** BEGIN Dataset extract **

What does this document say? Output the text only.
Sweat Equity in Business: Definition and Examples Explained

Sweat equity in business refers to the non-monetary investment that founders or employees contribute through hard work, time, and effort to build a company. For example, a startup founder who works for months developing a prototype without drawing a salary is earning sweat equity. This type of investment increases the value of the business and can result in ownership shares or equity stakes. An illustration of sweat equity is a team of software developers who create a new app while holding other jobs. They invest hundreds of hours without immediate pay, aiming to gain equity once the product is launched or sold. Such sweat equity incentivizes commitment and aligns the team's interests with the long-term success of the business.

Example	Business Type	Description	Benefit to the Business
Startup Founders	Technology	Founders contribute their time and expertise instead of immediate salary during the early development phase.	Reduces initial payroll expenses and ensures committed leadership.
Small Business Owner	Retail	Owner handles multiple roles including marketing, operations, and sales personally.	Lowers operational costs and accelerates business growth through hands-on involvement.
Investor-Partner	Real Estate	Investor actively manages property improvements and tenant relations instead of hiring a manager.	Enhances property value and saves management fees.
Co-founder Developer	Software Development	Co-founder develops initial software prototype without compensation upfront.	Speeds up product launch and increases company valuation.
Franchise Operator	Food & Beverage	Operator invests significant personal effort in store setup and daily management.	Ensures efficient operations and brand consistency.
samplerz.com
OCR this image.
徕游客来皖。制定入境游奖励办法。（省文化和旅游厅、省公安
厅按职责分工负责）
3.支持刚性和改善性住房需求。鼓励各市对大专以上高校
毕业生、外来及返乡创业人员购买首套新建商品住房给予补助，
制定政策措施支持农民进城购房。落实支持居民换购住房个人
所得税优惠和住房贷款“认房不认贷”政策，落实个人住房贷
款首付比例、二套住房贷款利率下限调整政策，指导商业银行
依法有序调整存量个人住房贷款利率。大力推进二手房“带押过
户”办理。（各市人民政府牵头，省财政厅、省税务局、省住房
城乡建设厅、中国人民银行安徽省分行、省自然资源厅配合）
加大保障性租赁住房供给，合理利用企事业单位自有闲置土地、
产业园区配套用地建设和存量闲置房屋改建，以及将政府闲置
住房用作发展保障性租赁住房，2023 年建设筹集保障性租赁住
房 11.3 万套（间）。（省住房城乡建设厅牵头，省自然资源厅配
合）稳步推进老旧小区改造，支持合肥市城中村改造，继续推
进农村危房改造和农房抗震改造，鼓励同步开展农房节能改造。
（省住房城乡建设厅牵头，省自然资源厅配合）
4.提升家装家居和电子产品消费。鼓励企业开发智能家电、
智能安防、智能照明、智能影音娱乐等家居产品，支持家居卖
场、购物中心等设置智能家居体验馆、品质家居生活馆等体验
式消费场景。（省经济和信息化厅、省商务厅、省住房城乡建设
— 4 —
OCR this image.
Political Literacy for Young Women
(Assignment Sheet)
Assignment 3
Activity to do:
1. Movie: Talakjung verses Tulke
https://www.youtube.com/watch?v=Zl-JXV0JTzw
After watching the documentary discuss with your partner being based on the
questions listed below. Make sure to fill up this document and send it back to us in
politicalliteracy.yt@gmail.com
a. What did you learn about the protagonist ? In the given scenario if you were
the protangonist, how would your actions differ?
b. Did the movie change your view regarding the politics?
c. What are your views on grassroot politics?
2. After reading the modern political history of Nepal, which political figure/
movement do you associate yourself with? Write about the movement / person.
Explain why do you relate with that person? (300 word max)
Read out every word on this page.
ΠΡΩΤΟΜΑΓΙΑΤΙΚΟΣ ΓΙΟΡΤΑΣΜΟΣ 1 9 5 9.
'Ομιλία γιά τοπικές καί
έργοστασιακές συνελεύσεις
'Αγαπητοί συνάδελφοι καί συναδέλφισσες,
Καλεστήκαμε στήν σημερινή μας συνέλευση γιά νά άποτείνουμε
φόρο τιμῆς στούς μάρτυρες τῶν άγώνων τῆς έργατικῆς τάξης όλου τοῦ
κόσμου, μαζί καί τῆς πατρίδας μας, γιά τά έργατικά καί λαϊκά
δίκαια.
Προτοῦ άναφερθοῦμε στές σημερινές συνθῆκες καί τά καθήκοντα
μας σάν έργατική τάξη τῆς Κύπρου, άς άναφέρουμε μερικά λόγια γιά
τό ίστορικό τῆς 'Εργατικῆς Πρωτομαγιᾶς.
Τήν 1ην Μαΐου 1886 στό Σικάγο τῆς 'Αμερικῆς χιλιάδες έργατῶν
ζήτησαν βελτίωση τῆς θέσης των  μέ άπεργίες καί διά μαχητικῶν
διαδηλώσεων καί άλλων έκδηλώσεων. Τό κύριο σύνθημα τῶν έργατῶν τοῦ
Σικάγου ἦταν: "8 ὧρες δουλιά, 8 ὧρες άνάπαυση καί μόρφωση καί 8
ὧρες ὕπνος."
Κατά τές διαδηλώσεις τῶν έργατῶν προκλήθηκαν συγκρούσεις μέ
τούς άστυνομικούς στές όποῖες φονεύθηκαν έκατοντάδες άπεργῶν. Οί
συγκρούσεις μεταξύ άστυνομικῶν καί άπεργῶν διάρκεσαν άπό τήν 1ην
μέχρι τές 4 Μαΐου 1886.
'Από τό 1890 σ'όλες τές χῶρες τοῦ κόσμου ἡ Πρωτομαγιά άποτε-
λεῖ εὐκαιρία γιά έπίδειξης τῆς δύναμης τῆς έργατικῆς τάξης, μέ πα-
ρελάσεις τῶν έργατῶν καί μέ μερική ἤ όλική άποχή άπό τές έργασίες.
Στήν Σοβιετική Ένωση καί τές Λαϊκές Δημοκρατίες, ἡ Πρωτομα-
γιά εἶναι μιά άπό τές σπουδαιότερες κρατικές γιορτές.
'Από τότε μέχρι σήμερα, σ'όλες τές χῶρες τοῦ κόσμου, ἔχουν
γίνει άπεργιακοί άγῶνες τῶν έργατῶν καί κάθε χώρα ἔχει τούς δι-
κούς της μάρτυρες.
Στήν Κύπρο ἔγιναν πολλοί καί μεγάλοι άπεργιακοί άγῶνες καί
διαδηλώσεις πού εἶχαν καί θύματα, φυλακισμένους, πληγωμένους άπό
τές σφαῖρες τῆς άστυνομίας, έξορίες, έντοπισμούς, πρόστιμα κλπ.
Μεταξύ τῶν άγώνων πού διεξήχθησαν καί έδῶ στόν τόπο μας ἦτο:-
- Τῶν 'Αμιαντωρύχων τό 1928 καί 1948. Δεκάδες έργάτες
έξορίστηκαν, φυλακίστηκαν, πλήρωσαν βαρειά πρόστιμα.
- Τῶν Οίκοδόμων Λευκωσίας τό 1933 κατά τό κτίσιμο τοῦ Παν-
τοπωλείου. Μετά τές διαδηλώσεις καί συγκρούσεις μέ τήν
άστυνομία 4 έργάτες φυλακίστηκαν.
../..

** END Dataset extract **

Set task —
Look through the data and gather every line with the string "Μαΐου" in it.

Full output —
Τήν 1ην Μαΐου 1886 στό Σικάγο τῆς 'Αμερικῆς χιλιάδες έργατῶν
μέχρι τές 4 Μαΐου 1886.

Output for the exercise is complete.